* _原文选段_
——
普通舱座椅背后有自动播放的屏幕广告。公立学校的家长可能不希望孩子通过屏幕学习,但如今很多课程都建立在一对一的笔记本电脑程序上,他们别无选择。有人发起一场小型活动,希望能够通过一项“断开连接权”法案,允许员工关掉手机,但就目前而言,员工会因无法上网、无法联系上而受到损害。

There is also the reality that in our culture of increasing isolation, in which so many of the traditional gathering places and social structures have disappeared, screens are filling a crucial void.

还有一个现实是,在我们日益孤立的文化中,许多传统的聚会场所和社会结构都消失了,屏幕正在填补一个至关重要的空白。

Many enrolled in the avatar program at Element Care were failed by the humans around them or never had a community in the first place, and they became isolated, said Cely Rosario, the occupational therapist who frequently checks in on participants. Poor communities have seen their social fabric fray the most, she said.

职业治疗师塞利·罗萨里奥(Cely Rosario)经常检查“基础护理”参加者的情况,她说,很多参加这个虚拟形象项目的人,要么是对周围的人失望,要么根本就没有属于自己的社区,他们孤立无援。她说,贫困社区的社会结构受损最严重。

The technology behind Sox, the Care.Coach cat keeping an eye on Mr. Langlois in Lowell, is quite simple: a Samsung Galaxy Tab E tablet with an ultrawide-angle fisheye lens attached to the front. None of the people operating the avatars are in the United States; they mostly work in the Philippines and Latin America.
——
* _练习任务_
[1] 把原文选段中以“职业治疗师塞利·罗萨里奥”开头的那一段压缩成更简短的文字，保留其中的主要事实。
[2] 从原文选段的最后一句之后接着往下写，延续这篇关于屏幕与虚拟形象陪伴的文字。
——
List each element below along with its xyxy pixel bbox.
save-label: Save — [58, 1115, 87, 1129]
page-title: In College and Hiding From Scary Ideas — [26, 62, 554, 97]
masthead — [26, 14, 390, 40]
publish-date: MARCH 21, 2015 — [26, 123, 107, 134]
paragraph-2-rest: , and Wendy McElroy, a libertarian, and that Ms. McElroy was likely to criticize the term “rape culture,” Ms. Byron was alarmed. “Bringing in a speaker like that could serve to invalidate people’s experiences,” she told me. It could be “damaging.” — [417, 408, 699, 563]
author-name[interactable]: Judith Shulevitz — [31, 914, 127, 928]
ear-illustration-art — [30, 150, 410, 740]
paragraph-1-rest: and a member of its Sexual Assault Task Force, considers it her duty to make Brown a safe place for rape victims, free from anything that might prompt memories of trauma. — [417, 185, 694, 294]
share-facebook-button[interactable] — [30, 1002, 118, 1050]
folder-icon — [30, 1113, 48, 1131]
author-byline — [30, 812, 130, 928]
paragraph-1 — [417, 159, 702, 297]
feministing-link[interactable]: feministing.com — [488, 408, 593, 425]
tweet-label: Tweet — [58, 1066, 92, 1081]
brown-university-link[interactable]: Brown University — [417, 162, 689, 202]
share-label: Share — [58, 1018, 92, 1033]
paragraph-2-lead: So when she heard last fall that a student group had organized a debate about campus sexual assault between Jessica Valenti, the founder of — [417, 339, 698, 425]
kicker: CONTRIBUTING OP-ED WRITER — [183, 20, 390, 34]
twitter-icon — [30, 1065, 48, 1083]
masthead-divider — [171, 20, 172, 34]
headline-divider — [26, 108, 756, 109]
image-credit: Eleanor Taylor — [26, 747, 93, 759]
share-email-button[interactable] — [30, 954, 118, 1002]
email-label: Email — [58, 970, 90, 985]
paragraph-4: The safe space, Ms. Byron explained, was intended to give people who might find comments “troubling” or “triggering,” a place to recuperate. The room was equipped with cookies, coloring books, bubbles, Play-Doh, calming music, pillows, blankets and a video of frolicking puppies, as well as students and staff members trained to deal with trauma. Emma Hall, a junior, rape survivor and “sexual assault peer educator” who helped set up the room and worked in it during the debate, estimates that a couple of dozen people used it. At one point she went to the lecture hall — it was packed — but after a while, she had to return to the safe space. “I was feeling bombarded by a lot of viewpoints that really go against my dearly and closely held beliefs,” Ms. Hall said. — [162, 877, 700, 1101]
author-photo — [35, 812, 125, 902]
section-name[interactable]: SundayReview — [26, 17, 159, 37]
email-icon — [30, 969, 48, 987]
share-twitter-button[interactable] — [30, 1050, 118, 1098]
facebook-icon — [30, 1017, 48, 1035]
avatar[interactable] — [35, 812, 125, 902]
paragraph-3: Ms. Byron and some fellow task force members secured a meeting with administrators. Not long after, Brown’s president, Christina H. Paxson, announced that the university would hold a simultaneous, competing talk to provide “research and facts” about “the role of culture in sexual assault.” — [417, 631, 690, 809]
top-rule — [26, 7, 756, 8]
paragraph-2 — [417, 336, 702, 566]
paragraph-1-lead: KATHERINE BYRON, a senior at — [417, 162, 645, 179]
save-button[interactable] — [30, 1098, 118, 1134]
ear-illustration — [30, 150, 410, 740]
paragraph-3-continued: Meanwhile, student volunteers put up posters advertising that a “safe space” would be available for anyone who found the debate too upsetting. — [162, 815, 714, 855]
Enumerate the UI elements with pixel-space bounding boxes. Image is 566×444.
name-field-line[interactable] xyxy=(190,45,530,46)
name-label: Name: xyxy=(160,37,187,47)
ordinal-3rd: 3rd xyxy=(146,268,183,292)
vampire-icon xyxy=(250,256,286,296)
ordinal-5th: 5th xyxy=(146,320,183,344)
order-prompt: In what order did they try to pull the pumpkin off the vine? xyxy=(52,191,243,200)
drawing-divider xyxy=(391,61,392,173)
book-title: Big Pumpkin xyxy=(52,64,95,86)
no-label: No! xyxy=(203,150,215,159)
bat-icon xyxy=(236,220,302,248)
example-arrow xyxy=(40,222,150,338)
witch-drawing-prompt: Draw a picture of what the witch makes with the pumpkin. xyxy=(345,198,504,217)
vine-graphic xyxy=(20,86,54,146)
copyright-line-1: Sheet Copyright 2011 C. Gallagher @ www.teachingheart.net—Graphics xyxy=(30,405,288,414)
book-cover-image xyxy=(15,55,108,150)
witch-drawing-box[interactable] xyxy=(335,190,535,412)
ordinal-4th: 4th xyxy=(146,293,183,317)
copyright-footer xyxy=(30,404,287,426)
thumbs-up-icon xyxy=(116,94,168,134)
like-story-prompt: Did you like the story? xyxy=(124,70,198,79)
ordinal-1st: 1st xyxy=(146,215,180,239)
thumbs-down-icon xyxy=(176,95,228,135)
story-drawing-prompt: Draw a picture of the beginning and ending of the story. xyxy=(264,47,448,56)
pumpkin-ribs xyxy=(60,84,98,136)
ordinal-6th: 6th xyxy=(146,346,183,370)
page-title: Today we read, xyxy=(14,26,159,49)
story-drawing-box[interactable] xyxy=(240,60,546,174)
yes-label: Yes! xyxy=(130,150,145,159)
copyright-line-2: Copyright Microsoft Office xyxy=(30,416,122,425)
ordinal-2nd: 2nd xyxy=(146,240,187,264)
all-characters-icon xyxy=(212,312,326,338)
——
* _书面作答_
[1] 职业治疗师塞利·罗萨里奥经常查看“基础护理”参加者的情况。她说，这个虚拟形象项目的许多参加者要么对身边的人失望，要么从来没有自己的社区，因而陷入孤立。她还指出，贫困社区的社会结构受损最严重。

[2]
袜子——Care.Coach用来照料洛厄尔的朗格卢瓦的那只猫——背后的技术非常简单:一台正面装有超广角鱼眼镜头的三星Galaxy Tab E平板电脑。操作这些虚拟的人没有一个在美国;他们大都在菲律宾和拉丁美洲工作。

The Care.Coach office is a warrenlike space above a massage parlor in Millbrae, Calif., on the edge of Silicon Valley. Victor Wang, the 31-year-old founder and chief executive, opens the door, and as he’s walking in he tells me that they just stopped a suicide. Patients often say they want to die, he said, and the avatar is trained to then ask if they have an actual plan of how to do it, and that patient did.

Care.Coach的办公室位于硅谷边缘的加州米尔布雷一家按摩院楼上,是一个拥挤不堪的空间。31岁的创始人兼首席执行官维克多·王(Victor Wang)推门进去时告诉我,他们刚刚阻止了一起自杀。他说,病人经常说他们想死,而虚拟形象经过训练,一旦发生这种情况就会询问他们是否有具体的自杀计划,这位病人确实有。

The voice is whatever the latest Android text-to-speech reader is. Mr. Wang said people can form a bond very easily with anything that talks with them. “Between a semi-lifelike thing and a tetrahedron with eyeballs, there’s no real difference in terms of building a relationship,” he said.

他们使用的声音是安卓最新的文本语音转换器。王说,人们很容易与任何同他们交谈的事物建立联系。“在和人建立关系方面,一个类似生命的物体和一个有眼睛的四面体之间没有太大的区别。”

Mr. Wang knows how attached patients become to the avatars, and he said he has stopped health groups that want to roll out large pilots without a clear plan, since it is very painful to take away the avatars once they are given. But he does not try to limit the emotional connection between patient and avatar.

王知道病人对虚拟形象的依恋程度,他说,他已经阻止了一些健康组织在没有明确计划的情况下推出大型试点项目,因为人们一旦得到这些虚拟形象,要失去它们会是非常痛苦的。但他并没有试图限制病人和虚拟形象之间的情感联系。

“If they say, ‘I love you,’ we’ll say it back,” he said. “With some of our clients, we’ll say it first if we know they like hearing it.”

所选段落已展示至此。